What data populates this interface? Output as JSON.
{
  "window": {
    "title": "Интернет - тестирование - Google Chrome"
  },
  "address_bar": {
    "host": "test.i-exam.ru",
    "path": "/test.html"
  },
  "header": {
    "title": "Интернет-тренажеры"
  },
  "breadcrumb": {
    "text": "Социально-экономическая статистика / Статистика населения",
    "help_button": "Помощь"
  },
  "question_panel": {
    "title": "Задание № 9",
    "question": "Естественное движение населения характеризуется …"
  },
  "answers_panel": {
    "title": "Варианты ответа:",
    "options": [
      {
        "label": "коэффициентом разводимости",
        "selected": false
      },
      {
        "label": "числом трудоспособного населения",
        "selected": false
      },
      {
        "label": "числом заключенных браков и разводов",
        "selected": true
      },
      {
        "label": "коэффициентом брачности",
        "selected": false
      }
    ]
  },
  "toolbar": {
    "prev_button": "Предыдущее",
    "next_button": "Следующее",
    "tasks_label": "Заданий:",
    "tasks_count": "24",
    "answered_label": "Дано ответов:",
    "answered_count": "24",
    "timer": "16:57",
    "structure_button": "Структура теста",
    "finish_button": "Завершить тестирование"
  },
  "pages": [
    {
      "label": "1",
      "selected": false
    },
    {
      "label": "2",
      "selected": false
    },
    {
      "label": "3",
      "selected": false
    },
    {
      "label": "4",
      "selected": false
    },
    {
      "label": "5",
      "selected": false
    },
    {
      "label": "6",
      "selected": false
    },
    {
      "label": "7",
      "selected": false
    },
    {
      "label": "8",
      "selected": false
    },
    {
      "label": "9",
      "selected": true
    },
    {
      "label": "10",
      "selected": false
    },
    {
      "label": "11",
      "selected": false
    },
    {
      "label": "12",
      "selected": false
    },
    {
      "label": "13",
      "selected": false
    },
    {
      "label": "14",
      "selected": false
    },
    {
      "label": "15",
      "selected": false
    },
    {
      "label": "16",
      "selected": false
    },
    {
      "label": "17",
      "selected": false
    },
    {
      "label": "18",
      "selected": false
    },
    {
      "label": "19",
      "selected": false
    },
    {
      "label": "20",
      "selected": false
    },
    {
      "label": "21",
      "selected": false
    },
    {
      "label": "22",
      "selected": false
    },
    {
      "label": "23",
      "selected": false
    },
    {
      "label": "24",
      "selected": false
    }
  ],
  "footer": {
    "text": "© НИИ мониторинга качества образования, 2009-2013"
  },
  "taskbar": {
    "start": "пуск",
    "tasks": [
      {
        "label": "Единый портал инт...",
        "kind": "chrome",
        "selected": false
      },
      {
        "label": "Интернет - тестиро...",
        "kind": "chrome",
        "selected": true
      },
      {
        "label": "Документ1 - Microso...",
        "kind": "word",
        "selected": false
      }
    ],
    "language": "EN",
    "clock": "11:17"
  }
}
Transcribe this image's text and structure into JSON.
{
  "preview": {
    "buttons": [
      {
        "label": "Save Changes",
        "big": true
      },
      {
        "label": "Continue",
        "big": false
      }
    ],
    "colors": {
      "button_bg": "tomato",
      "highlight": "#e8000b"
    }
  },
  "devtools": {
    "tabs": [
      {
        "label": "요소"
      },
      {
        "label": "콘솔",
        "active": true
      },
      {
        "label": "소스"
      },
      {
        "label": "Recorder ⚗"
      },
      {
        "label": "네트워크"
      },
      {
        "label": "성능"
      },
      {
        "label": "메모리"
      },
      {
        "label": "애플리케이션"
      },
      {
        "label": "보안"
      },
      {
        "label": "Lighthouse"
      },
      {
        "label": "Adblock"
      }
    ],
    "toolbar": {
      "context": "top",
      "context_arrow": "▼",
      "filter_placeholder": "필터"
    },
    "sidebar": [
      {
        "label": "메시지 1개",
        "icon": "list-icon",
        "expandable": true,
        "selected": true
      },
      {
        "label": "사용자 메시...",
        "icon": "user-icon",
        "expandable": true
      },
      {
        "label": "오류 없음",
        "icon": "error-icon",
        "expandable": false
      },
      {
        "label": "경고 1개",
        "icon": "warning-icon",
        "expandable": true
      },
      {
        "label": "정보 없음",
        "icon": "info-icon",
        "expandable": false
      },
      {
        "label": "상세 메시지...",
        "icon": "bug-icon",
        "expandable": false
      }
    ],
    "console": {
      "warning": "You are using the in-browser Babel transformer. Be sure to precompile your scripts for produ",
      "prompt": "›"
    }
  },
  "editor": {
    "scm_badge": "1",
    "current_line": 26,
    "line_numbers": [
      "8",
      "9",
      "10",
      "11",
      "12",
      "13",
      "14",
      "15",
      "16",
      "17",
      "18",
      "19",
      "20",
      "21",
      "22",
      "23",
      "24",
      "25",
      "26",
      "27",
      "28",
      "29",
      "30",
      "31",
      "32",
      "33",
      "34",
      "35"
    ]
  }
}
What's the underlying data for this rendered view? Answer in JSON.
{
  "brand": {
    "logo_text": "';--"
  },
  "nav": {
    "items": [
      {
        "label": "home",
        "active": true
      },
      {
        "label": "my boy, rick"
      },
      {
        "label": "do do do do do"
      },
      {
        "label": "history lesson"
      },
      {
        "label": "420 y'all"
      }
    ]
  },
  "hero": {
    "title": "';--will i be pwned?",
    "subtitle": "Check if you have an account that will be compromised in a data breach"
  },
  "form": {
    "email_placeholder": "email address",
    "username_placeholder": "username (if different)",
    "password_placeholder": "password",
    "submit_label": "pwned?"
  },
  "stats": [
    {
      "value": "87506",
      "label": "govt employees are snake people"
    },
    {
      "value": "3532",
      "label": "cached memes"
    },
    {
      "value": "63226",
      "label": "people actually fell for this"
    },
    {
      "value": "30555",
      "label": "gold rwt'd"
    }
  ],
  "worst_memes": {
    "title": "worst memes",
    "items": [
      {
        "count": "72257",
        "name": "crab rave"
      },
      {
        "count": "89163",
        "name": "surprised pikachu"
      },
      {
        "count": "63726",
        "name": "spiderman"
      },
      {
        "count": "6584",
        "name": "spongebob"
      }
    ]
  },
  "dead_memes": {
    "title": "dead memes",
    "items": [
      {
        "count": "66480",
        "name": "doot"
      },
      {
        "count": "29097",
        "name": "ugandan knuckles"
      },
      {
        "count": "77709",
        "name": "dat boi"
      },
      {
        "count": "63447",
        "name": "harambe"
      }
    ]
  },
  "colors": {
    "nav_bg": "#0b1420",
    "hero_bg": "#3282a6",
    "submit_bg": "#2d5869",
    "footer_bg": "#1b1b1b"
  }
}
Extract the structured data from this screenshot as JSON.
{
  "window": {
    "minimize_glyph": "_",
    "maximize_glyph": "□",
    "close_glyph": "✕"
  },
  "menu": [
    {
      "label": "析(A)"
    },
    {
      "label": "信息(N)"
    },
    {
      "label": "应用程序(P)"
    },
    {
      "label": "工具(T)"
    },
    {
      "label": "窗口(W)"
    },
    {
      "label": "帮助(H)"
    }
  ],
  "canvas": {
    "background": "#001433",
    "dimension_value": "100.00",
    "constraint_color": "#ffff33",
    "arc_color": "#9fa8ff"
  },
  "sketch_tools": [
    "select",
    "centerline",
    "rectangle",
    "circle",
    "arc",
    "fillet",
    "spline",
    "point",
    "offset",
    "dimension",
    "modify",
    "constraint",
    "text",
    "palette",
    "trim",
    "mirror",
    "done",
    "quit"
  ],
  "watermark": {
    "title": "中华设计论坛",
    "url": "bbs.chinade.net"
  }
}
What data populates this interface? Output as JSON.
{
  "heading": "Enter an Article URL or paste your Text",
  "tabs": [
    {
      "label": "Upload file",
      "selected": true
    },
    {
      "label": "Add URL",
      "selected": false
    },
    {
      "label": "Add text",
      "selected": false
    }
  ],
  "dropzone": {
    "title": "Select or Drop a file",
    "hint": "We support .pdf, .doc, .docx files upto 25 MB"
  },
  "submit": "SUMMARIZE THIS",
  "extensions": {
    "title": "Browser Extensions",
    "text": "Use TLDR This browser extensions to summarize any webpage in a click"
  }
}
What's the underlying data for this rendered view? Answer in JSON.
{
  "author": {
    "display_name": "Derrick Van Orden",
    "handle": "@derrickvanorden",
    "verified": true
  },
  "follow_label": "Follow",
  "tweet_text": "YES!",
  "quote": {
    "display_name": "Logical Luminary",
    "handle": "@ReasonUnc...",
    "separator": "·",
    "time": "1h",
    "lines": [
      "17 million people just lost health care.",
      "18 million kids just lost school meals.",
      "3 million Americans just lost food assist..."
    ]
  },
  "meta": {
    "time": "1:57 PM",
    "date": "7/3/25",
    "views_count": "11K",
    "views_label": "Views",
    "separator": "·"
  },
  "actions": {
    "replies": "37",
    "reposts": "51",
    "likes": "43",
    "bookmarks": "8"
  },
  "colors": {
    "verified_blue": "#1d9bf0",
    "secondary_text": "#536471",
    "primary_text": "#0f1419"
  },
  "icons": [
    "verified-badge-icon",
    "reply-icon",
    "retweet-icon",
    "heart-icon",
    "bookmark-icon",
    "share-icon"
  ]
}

PROBLEM TO SOLVE — Scan the records above for the string "коэффициентом", then report every line that contains it.

COMPLETED TASK —
        "label": "коэффициентом разводимости",
        "label": "коэффициентом брачности",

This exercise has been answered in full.